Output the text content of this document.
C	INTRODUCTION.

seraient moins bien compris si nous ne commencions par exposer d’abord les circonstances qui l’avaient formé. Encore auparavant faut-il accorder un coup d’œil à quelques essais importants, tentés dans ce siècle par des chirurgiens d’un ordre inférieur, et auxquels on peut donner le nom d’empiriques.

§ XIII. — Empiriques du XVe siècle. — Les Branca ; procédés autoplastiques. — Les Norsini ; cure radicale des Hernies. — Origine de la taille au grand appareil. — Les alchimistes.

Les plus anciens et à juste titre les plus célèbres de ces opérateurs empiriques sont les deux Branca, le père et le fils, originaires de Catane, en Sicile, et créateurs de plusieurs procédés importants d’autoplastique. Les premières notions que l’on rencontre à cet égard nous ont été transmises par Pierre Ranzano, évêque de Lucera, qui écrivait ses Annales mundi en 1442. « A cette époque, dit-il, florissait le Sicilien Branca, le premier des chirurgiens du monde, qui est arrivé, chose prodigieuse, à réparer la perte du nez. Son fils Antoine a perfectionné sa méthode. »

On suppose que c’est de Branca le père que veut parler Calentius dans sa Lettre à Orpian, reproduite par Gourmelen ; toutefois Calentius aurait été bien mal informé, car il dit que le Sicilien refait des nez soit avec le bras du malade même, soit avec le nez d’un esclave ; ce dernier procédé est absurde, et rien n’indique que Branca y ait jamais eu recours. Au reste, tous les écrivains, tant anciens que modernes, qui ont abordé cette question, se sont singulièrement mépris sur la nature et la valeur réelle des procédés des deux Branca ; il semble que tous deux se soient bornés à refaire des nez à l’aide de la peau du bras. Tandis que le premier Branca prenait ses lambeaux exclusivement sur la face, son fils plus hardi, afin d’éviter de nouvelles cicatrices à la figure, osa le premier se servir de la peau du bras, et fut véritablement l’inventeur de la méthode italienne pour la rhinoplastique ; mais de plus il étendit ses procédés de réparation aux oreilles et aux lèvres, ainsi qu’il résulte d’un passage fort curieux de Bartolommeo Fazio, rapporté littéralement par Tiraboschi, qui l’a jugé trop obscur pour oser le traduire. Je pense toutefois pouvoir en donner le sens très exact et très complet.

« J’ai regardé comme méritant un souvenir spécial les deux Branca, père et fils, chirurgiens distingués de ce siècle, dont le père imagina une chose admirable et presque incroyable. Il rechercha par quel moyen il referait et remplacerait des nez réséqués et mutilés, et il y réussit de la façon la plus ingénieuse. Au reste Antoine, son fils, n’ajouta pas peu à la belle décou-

▸ **Given request**
Go over the records above and tally each line that includes "sont". Give the total by itself.

▸ **Complete answer**
2